**BRIEF**
Read the listing below and copy out every line that holds "IStrategy".

:: RECORDED INFORMATION ::

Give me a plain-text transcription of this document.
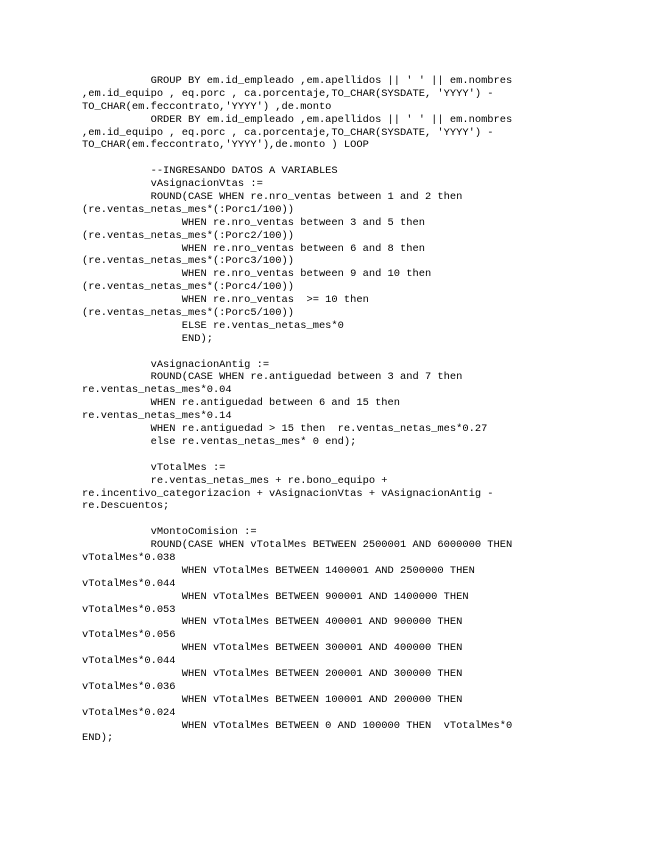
GROUP BY em.id_empleado ,em.apellidos || ' ' || em.nombres
,em.id_equipo , eq.porc , ca.porcentaje,TO_CHAR(SYSDATE, 'YYYY') -
TO_CHAR(em.feccontrato,'YYYY') ,de.monto
ORDER BY em.id_empleado ,em.apellidos || ' ' || em.nombres
,em.id_equipo , eq.porc , ca.porcentaje,TO_CHAR(SYSDATE, 'YYYY') -
TO_CHAR(em.feccontrato,'YYYY'),de.monto ) LOOP
--INGRESANDO DATOS A VARIABLES
vAsignacionVtas :=
ROUND(CASE WHEN re.nro_ventas between 1 and 2 then
(re.ventas_netas_mes*(:Porc1/100))
WHEN re.nro_ventas between 3 and 5 then
(re.ventas_netas_mes*(:Porc2/100))
WHEN re.nro_ventas between 6 and 8 then
(re.ventas_netas_mes*(:Porc3/100))
WHEN re.nro_ventas between 9 and 10 then
(re.ventas_netas_mes*(:Porc4/100))
WHEN re.nro_ventas  >= 10 then
(re.ventas_netas_mes*(:Porc5/100))
ELSE re.ventas_netas_mes*0
END);
vAsignacionAntig :=
ROUND(CASE WHEN re.antiguedad between 3 and 7 then
re.ventas_netas_mes*0.04
WHEN re.antiguedad between 6 and 15 then
re.ventas_netas_mes*0.14
WHEN re.antiguedad > 15 then  re.ventas_netas_mes*0.27
else re.ventas_netas_mes* 0 end);
vTotalMes :=
re.ventas_netas_mes + re.bono_equipo +
re.incentivo_categorizacion + vAsignacionVtas + vAsignacionAntig -
re.Descuentos;
vMontoComision :=
ROUND(CASE WHEN vTotalMes BETWEEN 2500001 AND 6000000 THEN
vTotalMes*0.038
WHEN vTotalMes BETWEEN 1400001 AND 2500000 THEN
vTotalMes*0.044
WHEN vTotalMes BETWEEN 900001 AND 1400000 THEN
vTotalMes*0.053
WHEN vTotalMes BETWEEN 400001 AND 900000 THEN
vTotalMes*0.056
WHEN vTotalMes BETWEEN 300001 AND 400000 THEN
vTotalMes*0.044
WHEN vTotalMes BETWEEN 200001 AND 300000 THEN
vTotalMes*0.036
WHEN vTotalMes BETWEEN 100001 AND 200000 THEN
vTotalMes*0.024
WHEN vTotalMes BETWEEN 0 AND 100000 THEN  vTotalMes*0
END);
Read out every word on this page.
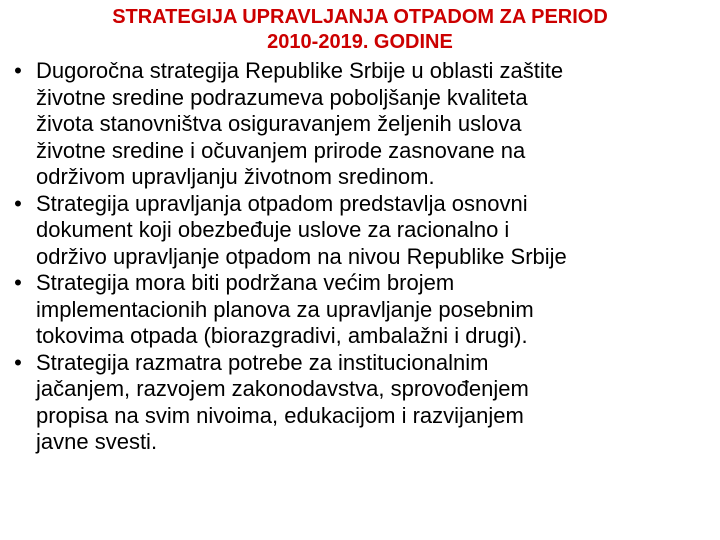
STRATEGIJA UPRAVLJANJA OTPADOM ZA PERIOD
2010-2019. GODINE
• Dugoročna strategija Republike Srbije u oblasti zaštite
životne sredine podrazumeva poboljšanje kvaliteta
života stanovništva osiguravanjem željenih uslova
životne sredine i očuvanjem prirode zasnovane na
održivom upravljanju životnom sredinom.
• Strategija upravljanja otpadom predstavlja osnovni
dokument koji obezbeđuje uslove za racionalno i
održivo upravljanje otpadom na nivou Republike Srbije
• Strategija mora biti podržana većim brojem
implementacionih planova za upravljanje posebnim
tokovima otpada (biorazgradivi, ambalažni i drugi).
• Strategija razmatra potrebe za institucionalnim
jačanjem, razvojem zakonodavstva, sprovođenjem
propisa na svim nivoima, edukacijom i razvijanjem
javne svesti.
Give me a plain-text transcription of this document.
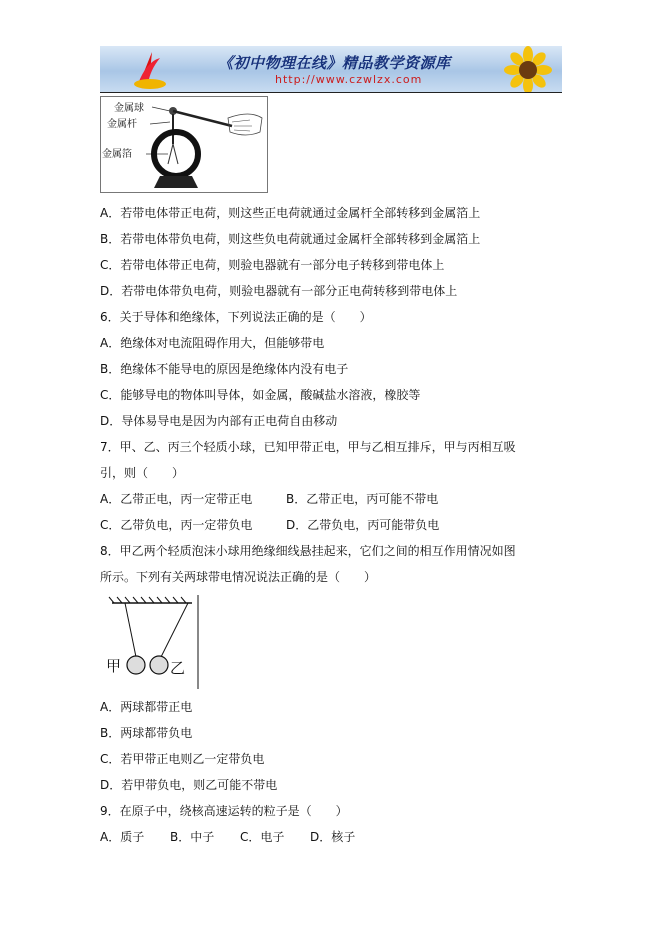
《初中物理在线》精品教学资源库
http://www.czwlzx.com
金属球
金属杆
金属箔
A．若带电体带正电荷，则这些正电荷就通过金属杆全部转移到金属箔上
B．若带电体带负电荷，则这些负电荷就通过金属杆全部转移到金属箔上
C．若带电体带正电荷，则验电器就有一部分电子转移到带电体上
D．若带电体带负电荷，则验电器就有一部分正电荷转移到带电体上
6．关于导体和绝缘体，下列说法正确的是（　　）
A．绝缘体对电流阻碍作用大，但能够带电
B．绝缘体不能导电的原因是绝缘体内没有电子
C．能够导电的物体叫导体，如金属，酸碱盐水溶液，橡胶等
D．导体易导电是因为内部有正电荷自由移动
7．甲、乙、丙三个轻质小球，已知甲带正电，甲与乙相互排斥，甲与丙相互吸
引，则（　　）
A．乙带正电，丙一定带正电	B．乙带正电，丙可能不带电
C．乙带负电，丙一定带负电	D．乙带负电，丙可能带负电
8．甲乙两个轻质泡沫小球用绝缘细线悬挂起来，它们之间的相互作用情况如图
所示。下列有关两球带电情况说法正确的是（　　）
甲	乙
A．两球都带正电
B．两球都带负电
C．若甲带正电则乙一定带负电
D．若甲带负电，则乙可能不带电
9．在原子中，绕核高速运转的粒子是（　　）
A．质子 B．中子 C．电子 D．核子
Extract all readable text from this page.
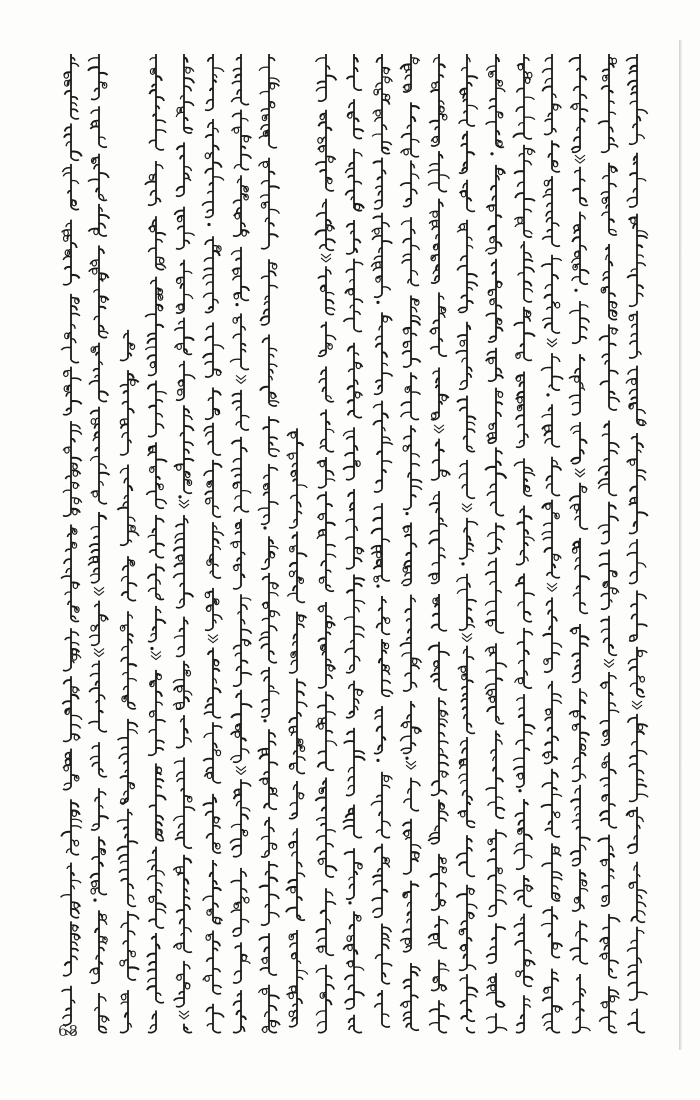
68
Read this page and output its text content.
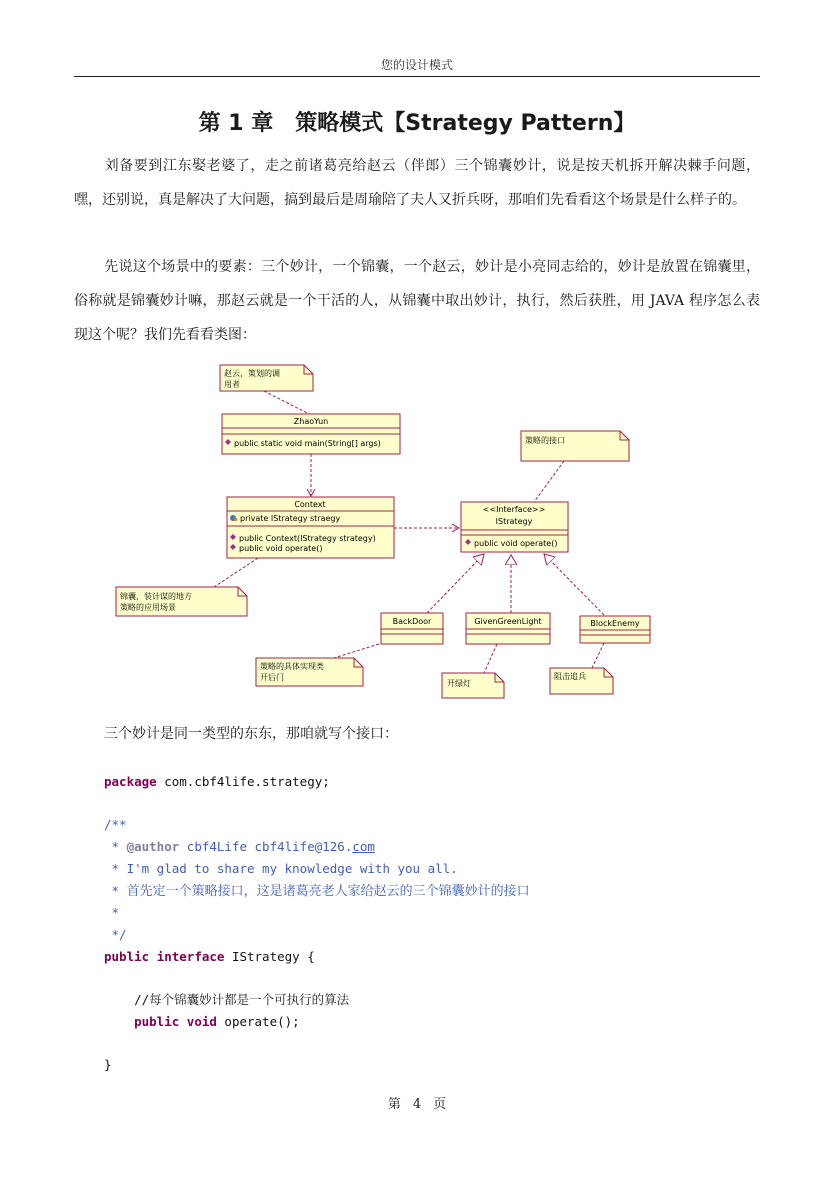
您的设计模式
第 1 章　策略模式【Strategy Pattern】

刘备要到江东娶老婆了，走之前诸葛亮给赵云（伴郎）三个锦囊妙计，说是按天机拆开解决棘手问题，嘿，还别说，真是解决了大问题，搞到最后是周瑜陪了夫人又折兵呀，那咱们先看看这个场景是什么样子的。

先说这个场景中的要素：三个妙计，一个锦囊，一个赵云，妙计是小亮同志给的，妙计是放置在锦囊里，俗称就是锦囊妙计嘛，那赵云就是一个干活的人，从锦囊中取出妙计，执行，然后获胜，用 JAVA 程序怎么表现这个呢？我们先看看类图：

赵云，策划的调
用者
ZhaoYun
public static void main(String[] args)
Context
private IStrategy straegy
public Context(IStrategy strategy)
public void operate()
锦囊，装计谋的地方
策略的应用场景
策略的接口
<<Interface>>
IStrategy
public void operate()
BackDoor	GivenGreenLight	BlockEnemy
策略的具体实现类
开后门
开绿灯
阻击追兵

三个妙计是同一类型的东东，那咱就写个接口：

package com.cbf4life.strategy;
/**
* @author cbf4Life cbf4life@126.com
* I'm glad to share my knowledge with you all.
* 首先定一个策略接口，这是诸葛亮老人家给赵云的三个锦囊妙计的接口
*
*/
public interface IStrategy {
//每个锦囊妙计都是一个可执行的算法
public void operate();
}
第 4 页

:::

**FINAL RESULT**
private IStrategy straegy
public Context(IStrategy strategy)
IStrategy
public interface IStrategy {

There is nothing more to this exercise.